TEXT PROVIDED:
◆ ◆ ◆ ◆
# What is the real world advantage of copper plated ammo?



## flw

I know it cost more but if cost was the same, what is the advantage to copper plated ammo ? 22LR specifically

Thanks


----------



## talldrink

Typically HV 22lr are plated and standard/subsonic are not. Just because its plated the cost isn't really a factor. Most cheap bulk packs are HV and plated except for CCI blazer while top shelf target ammo like Eley is lubed lead, standard velocity and pricey.

I've been _told _that the copper plating helps reduce barrel leading and acts as a lube, even though I've seen plated ammo with a wax coating. Personally, I think it's mostly cosmetic if doesn't act like I was told. I"ll let someone else verify.... Either way I don't lose any sleep worrying about it much.


----------



## zhurdan

talldrink said:


> I've been _told _that the copper plating helps reduce barrel leading and acts as a lube, even though I've seen plated ammo with a wax coating. Personally, I think it's mostly cosmetic if doesn't act like I was told. I"ll let someone else verify.... Either way I don't lose any sleep worrying about it much.


There's no* leading* per se from jacketed bullets. The residue left in the barrel is from the powder. If you ever get the chance, pick up a fired jacketed bullet from the range. You'll see that no lead is exposed to the barrel during firing.


----------



## flw

So is it correct that with plated bullet you should have a clean barrel for a longer period of time?
◆ ◆ ◆ ◆
INFORMATION PROVIDED:
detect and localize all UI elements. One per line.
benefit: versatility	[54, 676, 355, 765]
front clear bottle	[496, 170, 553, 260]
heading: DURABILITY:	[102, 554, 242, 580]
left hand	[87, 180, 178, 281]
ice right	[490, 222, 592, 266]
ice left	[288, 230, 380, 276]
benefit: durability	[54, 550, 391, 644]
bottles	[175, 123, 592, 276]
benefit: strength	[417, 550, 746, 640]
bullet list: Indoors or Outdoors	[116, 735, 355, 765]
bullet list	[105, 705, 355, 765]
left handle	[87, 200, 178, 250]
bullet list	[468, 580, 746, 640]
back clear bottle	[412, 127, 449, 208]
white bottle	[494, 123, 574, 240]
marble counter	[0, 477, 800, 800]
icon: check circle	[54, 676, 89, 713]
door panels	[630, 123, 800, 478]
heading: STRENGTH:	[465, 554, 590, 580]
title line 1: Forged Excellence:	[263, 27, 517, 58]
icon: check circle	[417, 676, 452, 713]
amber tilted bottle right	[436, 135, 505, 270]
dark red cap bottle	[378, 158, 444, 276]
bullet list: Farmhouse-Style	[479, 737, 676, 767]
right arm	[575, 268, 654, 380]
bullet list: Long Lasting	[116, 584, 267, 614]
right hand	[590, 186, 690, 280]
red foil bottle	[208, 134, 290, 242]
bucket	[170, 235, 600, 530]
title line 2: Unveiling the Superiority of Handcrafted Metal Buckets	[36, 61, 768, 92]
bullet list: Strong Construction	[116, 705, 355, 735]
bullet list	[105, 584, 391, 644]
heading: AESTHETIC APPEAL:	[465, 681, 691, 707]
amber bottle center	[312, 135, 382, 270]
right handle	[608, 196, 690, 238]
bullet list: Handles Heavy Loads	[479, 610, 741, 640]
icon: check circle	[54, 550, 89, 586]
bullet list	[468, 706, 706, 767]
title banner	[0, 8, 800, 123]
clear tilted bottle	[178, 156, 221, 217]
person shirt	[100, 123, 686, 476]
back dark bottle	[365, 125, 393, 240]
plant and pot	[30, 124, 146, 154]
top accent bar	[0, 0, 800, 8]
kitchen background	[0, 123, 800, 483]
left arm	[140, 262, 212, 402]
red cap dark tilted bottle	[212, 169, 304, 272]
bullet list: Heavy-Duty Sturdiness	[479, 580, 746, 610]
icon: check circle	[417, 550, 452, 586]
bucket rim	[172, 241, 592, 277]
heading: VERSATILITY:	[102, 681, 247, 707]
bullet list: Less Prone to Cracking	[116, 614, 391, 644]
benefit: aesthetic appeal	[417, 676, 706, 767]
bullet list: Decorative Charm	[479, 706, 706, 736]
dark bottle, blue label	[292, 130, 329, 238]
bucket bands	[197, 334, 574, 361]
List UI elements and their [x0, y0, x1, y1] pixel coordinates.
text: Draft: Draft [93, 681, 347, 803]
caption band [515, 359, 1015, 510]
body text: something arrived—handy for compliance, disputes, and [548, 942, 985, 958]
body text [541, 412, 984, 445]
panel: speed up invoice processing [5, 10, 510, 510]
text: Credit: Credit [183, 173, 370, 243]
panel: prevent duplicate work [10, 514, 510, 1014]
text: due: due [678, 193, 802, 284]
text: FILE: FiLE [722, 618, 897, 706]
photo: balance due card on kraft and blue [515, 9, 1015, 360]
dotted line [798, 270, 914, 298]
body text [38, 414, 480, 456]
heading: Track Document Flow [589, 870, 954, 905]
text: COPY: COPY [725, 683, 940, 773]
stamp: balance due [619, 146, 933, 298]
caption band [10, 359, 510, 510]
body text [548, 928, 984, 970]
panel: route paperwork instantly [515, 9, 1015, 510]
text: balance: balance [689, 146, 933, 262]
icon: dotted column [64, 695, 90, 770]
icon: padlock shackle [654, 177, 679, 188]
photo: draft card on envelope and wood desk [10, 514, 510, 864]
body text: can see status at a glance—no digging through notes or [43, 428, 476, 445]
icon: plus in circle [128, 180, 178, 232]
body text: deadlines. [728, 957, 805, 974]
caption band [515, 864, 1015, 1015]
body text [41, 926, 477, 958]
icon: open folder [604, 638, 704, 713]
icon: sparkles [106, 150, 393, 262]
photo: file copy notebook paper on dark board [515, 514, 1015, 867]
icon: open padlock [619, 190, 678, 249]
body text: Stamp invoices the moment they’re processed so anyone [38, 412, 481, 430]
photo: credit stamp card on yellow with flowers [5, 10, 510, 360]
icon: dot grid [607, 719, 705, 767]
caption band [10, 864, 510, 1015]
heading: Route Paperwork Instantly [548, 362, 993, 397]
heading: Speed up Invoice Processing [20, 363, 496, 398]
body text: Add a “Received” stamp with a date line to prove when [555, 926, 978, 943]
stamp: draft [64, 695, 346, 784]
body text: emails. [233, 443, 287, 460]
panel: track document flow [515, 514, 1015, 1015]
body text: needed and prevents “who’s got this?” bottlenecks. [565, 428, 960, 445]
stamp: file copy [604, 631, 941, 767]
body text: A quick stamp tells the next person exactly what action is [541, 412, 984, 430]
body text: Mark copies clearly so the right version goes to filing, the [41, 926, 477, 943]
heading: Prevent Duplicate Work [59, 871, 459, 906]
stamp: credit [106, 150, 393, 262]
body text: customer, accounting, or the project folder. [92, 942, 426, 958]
◆ ◆ ◆ ◆
ACTIONS TO TAKE:
[a] In the copper plated ammo thread, which brand is named as top shelf target ammo that is lubed lead, standard velocity and pricey?
[b] Write the next reply in the copper plated ammo thread, following its last post.
The items have no connection to the copper plated ammo thread.

SET OF ANSWERS:
[a] Eley.

[b]
----------



## talldrink

zhurdan said:


> There's no* leading* per se from jacketed bullets. The residue left in the barrel is from the powder. If you ever get the chance, pick up a fired jacketed bullet from the range. You'll see that no lead is exposed to the barrel during firing.


Just to keep every thing straight, 22 lr bullets are not jacketed it is only a *very *thin copper wash. Yes, i agree with what your saying about a jacketed bullet. Yesterday I was checking out some of my 45acp JHPs that I fired.


----------



## talldrink

flw said:


> So is it correct that with plated bullet you should have a clean barrel for a longer period of time?


You will still have copper fouling. If you use a copper solvent your patches will come out blue.

When it comes to cleaning 22 rimfire, you'll come across two mind sets. Those who clean the bore every time they shoot and those who only clean the bore once accuracy starts to fall off. I clean my bolt and chambers every time, but leave the bore alone untill my groups open up. depending on my guns that might not be untill I shoot a few bricks worth of ammo or more.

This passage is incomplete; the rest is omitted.